* **The problem**
Transcribe the entries that follow, word for word.

* **Data to use**
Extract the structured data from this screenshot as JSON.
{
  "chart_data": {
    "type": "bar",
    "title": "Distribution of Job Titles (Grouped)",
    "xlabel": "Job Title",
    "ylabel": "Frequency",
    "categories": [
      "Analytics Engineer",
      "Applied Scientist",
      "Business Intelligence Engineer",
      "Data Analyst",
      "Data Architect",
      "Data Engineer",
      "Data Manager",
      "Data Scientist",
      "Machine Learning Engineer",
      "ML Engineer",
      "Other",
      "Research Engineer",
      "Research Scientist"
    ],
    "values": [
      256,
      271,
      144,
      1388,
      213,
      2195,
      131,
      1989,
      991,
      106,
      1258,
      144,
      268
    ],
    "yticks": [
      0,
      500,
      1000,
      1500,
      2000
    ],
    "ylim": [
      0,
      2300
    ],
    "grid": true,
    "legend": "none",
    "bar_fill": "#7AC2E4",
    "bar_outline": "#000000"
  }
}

* **Task solution**
Extract the structured data from this screenshot as JSON.
{
  "chart_data": {
    "type": "bar",
    "title": "Distribution of Job Titles (Grouped)",
    "xlabel": "Job Title",
    "ylabel": "Frequency",
    "categories": [
      "Analytics Engineer",
      "Applied Scientist",
      "Business Intelligence Engineer",
      "Data Analyst",
      "Data Architect",
      "Data Engineer",
      "Data Manager",
      "Data Scientist",
      "Machine Learning Engineer",
      "ML Engineer",
      "Other",
      "Research Engineer",
      "Research Scientist"
    ],
    "values": [
      256,
      271,
      144,
      1388,
      213,
      2195,
      131,
      1989,
      991,
      106,
      1258,
      144,
      268
    ],
    "yticks": [
      0,
      500,
      1000,
      1500,
      2000
    ],
    "ylim": [
      0,
      2300
    ],
    "grid": true,
    "legend": "none",
    "bar_fill": "#7AC2E4",
    "bar_outline": "#000000"
  }
}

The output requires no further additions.